SHORT TASK » Give back each entry unchanged, minus pictures.

═══ DATA IN THIS EXERCISE

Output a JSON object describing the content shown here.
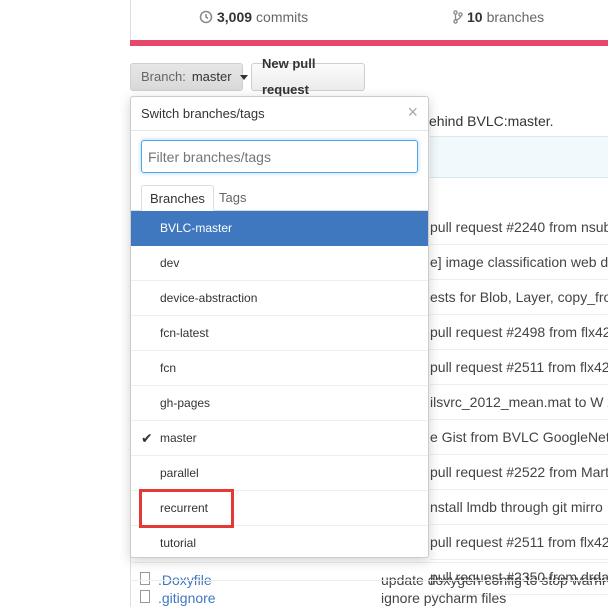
{
  "stats": {
    "commits_count": "3,009",
    "commits_label": "commits",
    "branches_count": "10",
    "branches_label": "branches"
  },
  "toolbar": {
    "branch_prefix": "Branch:",
    "branch_value": "master",
    "pull_request_label": "New pull request"
  },
  "behind_text": "ehind BVLC:master.",
  "dropdown": {
    "title": "Switch branches/tags",
    "close": "×",
    "filter_placeholder": "Filter branches/tags",
    "tabs": [
      "Branches",
      "Tags"
    ],
    "items": [
      {
        "label": "BVLC-master"
      },
      {
        "label": "dev"
      },
      {
        "label": "device-abstraction"
      },
      {
        "label": "fcn-latest"
      },
      {
        "label": "fcn"
      },
      {
        "label": "gh-pages"
      },
      {
        "label": "master",
        "check": "✔"
      },
      {
        "label": "parallel"
      },
      {
        "label": "recurrent"
      },
      {
        "label": "tutorial"
      }
    ]
  },
  "commits": [
    "pull request #2240 from nsub",
    "e] image classification web d",
    "ests for Blob, Layer, copy_from",
    "pull request #2498 from flx42",
    "pull request #2511 from flx42",
    "ilsvrc_2012_mean.mat to W x",
    "e Gist from BVLC GoogleNet",
    "pull request #2522 from Mart",
    "nstall lmdb through git mirro",
    "pull request #2511 from flx42",
    "pull request #2350 from drda"
  ],
  "files": [
    {
      "name": ".Doxyfile",
      "message": "update doxygen config to stop warni"
    },
    {
      "name": ".gitignore",
      "message": "ignore pycharm files"
    }
  ],
  "colors": {
    "accent": "#4078c0",
    "language_bar": "#e8476c",
    "highlight": "#e53935"
  }
}
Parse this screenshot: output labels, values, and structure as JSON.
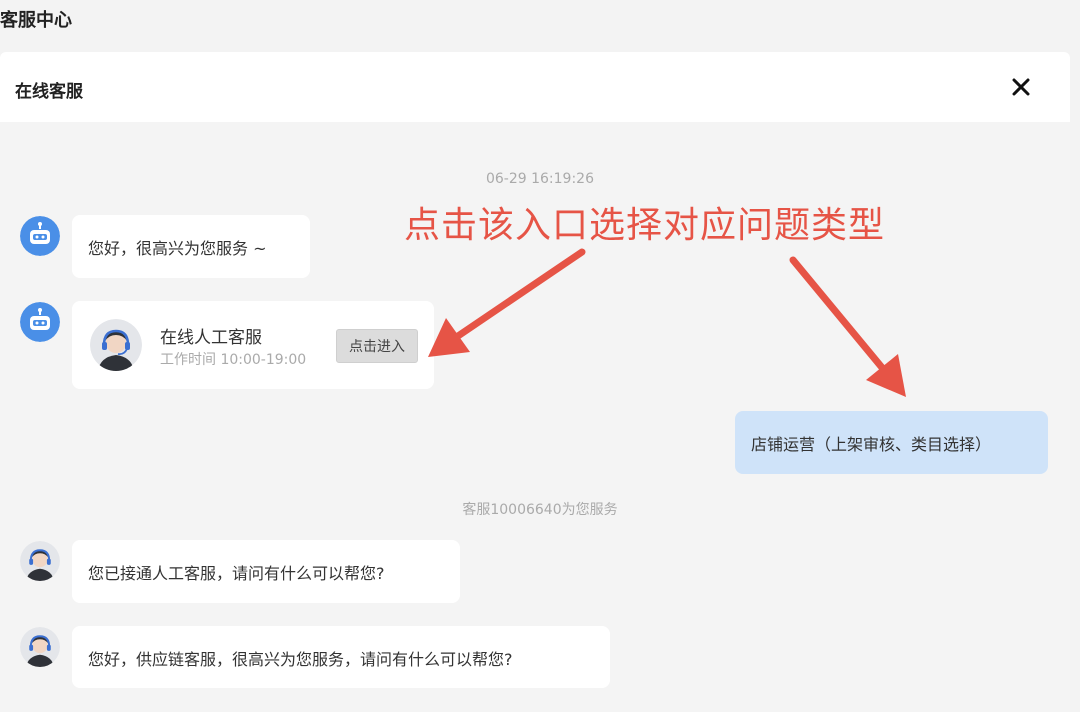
{
  "page": {
    "title": "客服中心"
  },
  "panel": {
    "title": "在线客服"
  },
  "chat": {
    "timestamp": "06-29 16:19:26",
    "bot_greeting": "您好，很高兴为您服务 ~",
    "card": {
      "name": "在线人工客服",
      "hours": "工作时间 10:00-19:00",
      "button_label": "点击进入"
    },
    "user_message": "店铺运营（上架审核、类目选择）",
    "system_notice": "客服10006640为您服务",
    "agent_message_1": "您已接通人工客服，请问有什么可以帮您?",
    "agent_message_2": "您好，供应链客服，很高兴为您服务，请问有什么可以帮您?"
  },
  "annotation": {
    "text": "点击该入口选择对应问题类型",
    "color": "#e65446"
  },
  "colors": {
    "bot_avatar": "#4a8fe7",
    "user_bubble": "#cfe3f9"
  }
}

══════

PROBLEM SOLUTION »
Output a JSON object describing the content shown here.
{
  "stats": {
    "commits_count": "3,009",
    "commits_label": "commits",
    "branches_count": "10",
    "branches_label": "branches"
  },
  "toolbar": {
    "branch_prefix": "Branch:",
    "branch_value": "master",
    "pull_request_label": "New pull request"
  },
  "behind_text": "ehind BVLC:master.",
  "dropdown": {
    "title": "Switch branches/tags",
    "close": "×",
    "filter_placeholder": "Filter branches/tags",
    "tabs": [
      "Branches",
      "Tags"
    ],
    "items": [
      {
        "label": "BVLC-master"
      },
      {
        "label": "dev"
      },
      {
        "label": "device-abstraction"
      },
      {
        "label": "fcn-latest"
      },
      {
        "label": "fcn"
      },
      {
        "label": "gh-pages"
      },
      {
        "label": "master",
        "check": "✔"
      },
      {
        "label": "parallel"
      },
      {
        "label": "recurrent"
      },
      {
        "label": "tutorial"
      }
    ]
  },
  "commits": [
    "pull request #2240 from nsub",
    "e] image classification web d",
    "ests for Blob, Layer, copy_from",
    "pull request #2498 from flx42",
    "pull request #2511 from flx42",
    "ilsvrc_2012_mean.mat to W x",
    "e Gist from BVLC GoogleNet",
    "pull request #2522 from Mart",
    "nstall lmdb through git mirro",
    "pull request #2511 from flx42",
    "pull request #2350 from drda"
  ],
  "files": [
    {
      "name": ".Doxyfile",
      "message": "update doxygen config to stop warni"
    },
    {
      "name": ".gitignore",
      "message": "ignore pycharm files"
    }
  ],
  "colors": {
    "accent": "#4078c0",
    "language_bar": "#e8476c",
    "highlight": "#e53935"
  }
}
Parse this screenshot: output labels, values, and structure as JSON.
{
  "page": {
    "title": "客服中心"
  },
  "panel": {
    "title": "在线客服"
  },
  "chat": {
    "timestamp": "06-29 16:19:26",
    "bot_greeting": "您好，很高兴为您服务 ~",
    "card": {
      "name": "在线人工客服",
      "hours": "工作时间 10:00-19:00",
      "button_label": "点击进入"
    },
    "user_message": "店铺运营（上架审核、类目选择）",
    "system_notice": "客服10006640为您服务",
    "agent_message_1": "您已接通人工客服，请问有什么可以帮您?",
    "agent_message_2": "您好，供应链客服，很高兴为您服务，请问有什么可以帮您?"
  },
  "annotation": {
    "text": "点击该入口选择对应问题类型",
    "color": "#e65446"
  },
  "colors": {
    "bot_avatar": "#4a8fe7",
    "user_bubble": "#cfe3f9"
  }
}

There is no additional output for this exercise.